### Sumber
Sebelum bicara lebih jauh, saya mengajak untuk membedakan dahulu dua pemaknaan atas Pancasila. Kita harus ingat Pancasila adalah sesuatu yang bersifat paradoksal. Yudi Latief, seorang idoelog Pancasila kontemporer, mengambarkan sifat paradoksal dalam Pancasila itu sebagai “dasar statis” sekaligus “bintang penuntun yang dinamis”. Pancasila, lanjut Latief, adalah sumber sekaligus haluan. (Latif 2012: 41)
Artinya, Pancasila bisa dimaknai pertama sebagai ideal, cita-cita, suatu kondisi yang harus diwujudkan karena ia belum terwujud. Dan kedua ia bisa dipahami juga sebagai ideologi negara, sebagai dasar, perekat, pemersatu dan seterusnya.
Dalam konteks keributan antara Puan dengan sebagian masyarakat Sumbar, Pancasila dalam pengertian kedua lah yang mengemuka. Jika Puan bisa dicurigai menafsirkan sikap Pancasilais sebagai dukungan terhadap penguasa negara dan partai berkuasa, maka orang Sumbar menafsirkan Pancasilais sebagai kesetiaan pada negara bukan hanya pada penguasa serta partai yang sedang berkuasa. Dan bagi orang Sumbar Pancasila dalam pengertian kedua itu adalah sesuatu yang inheren karena sebab-sebab historis.

### Latihan Singkat
Ulangi kata demi kata bagian tulisan tentang Pancasila mulai dari "Artinya, Pancasila bisa" sampai "pemersatu dan seterusnya.".

### Informasi Hasil Ekstraksi
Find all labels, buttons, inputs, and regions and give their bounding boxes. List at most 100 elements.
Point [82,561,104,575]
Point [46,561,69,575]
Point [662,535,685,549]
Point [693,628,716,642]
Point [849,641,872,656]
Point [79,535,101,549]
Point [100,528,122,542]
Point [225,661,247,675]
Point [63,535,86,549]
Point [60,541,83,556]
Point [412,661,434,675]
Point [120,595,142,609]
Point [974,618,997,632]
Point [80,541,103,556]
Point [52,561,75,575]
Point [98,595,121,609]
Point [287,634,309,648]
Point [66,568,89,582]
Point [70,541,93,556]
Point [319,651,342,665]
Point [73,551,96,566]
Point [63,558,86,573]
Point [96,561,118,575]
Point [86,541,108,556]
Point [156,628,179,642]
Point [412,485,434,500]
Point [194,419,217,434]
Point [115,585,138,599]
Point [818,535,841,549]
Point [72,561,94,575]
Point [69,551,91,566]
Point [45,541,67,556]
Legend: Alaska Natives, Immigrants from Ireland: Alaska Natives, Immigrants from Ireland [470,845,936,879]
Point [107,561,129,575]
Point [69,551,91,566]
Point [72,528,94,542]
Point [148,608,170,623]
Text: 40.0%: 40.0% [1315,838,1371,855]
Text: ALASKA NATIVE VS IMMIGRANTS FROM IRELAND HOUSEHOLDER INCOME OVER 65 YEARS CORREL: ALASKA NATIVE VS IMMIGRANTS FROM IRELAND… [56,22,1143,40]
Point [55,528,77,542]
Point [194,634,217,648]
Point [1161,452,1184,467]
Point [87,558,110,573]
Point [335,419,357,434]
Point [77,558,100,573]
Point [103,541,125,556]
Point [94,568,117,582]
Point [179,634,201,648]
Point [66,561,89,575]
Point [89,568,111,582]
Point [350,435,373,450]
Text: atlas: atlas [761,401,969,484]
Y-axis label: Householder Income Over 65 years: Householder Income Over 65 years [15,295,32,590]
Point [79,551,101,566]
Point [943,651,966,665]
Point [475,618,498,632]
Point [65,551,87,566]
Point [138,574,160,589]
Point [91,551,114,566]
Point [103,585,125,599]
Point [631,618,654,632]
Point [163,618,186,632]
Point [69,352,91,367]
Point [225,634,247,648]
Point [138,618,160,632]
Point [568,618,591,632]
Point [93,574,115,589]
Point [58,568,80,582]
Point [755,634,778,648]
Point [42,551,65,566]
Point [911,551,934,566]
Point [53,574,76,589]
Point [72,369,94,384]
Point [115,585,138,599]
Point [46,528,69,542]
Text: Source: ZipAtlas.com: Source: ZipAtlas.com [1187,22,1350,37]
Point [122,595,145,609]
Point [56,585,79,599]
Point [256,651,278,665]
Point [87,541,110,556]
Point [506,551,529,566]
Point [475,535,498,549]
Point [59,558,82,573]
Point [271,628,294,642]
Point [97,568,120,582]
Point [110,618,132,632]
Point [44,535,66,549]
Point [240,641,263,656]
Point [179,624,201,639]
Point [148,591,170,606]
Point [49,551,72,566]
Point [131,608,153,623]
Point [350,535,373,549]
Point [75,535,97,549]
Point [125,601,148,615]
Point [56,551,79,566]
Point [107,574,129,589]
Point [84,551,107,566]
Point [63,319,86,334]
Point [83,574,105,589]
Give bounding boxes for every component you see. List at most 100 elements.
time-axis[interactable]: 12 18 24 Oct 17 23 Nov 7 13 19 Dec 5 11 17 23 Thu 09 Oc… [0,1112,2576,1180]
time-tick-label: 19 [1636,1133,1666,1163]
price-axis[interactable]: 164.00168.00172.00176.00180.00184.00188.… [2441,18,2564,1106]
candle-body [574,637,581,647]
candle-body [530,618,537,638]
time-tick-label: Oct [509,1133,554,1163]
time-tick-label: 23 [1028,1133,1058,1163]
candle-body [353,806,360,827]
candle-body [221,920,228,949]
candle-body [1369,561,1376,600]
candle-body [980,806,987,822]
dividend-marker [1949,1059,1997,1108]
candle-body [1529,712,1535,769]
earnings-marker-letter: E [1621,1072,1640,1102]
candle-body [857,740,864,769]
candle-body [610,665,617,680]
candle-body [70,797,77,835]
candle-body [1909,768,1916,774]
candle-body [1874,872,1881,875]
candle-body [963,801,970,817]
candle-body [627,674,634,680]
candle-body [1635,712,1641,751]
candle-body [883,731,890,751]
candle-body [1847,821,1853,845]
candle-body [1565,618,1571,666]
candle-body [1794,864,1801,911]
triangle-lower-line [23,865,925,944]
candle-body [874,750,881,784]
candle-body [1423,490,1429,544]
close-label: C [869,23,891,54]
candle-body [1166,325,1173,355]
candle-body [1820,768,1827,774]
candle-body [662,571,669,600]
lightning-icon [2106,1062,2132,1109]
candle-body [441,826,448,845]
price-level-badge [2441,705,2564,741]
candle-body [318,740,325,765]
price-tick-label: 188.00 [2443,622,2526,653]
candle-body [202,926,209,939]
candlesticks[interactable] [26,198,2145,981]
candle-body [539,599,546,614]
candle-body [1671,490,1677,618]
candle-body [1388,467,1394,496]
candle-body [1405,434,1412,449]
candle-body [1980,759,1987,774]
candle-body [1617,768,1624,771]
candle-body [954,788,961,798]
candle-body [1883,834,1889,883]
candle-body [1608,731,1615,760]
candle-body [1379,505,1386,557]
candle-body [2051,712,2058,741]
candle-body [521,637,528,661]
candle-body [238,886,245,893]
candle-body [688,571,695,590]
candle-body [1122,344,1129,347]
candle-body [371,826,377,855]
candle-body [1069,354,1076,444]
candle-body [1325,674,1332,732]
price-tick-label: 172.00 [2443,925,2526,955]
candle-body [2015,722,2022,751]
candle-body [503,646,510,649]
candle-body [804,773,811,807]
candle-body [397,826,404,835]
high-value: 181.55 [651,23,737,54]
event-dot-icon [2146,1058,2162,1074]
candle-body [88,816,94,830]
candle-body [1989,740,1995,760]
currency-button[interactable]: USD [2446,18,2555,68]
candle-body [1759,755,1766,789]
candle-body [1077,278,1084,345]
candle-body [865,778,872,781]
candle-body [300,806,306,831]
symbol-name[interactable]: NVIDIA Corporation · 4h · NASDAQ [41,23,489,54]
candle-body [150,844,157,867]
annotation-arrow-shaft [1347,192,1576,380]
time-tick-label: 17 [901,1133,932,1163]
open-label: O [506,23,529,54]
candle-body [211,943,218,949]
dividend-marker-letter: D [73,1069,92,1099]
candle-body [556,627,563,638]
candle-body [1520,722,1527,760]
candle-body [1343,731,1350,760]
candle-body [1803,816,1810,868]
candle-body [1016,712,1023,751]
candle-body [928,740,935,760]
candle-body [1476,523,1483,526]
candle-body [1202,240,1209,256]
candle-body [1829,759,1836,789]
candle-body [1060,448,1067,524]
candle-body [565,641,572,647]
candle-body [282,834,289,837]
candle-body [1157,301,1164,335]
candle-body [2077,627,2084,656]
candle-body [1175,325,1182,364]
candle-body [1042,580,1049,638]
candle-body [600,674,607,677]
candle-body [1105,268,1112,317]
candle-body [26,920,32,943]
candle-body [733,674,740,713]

### Keluaran yang Diharapkan
Artinya, Pancasila bisa dimaknai pertama sebagai ideal, cita-cita, suatu kondisi yang harus diwujudkan karena ia belum terwujud. Dan kedua ia bisa dipahami juga sebagai ideologi negara, sebagai dasar, perekat, pemersatu dan seterusnya.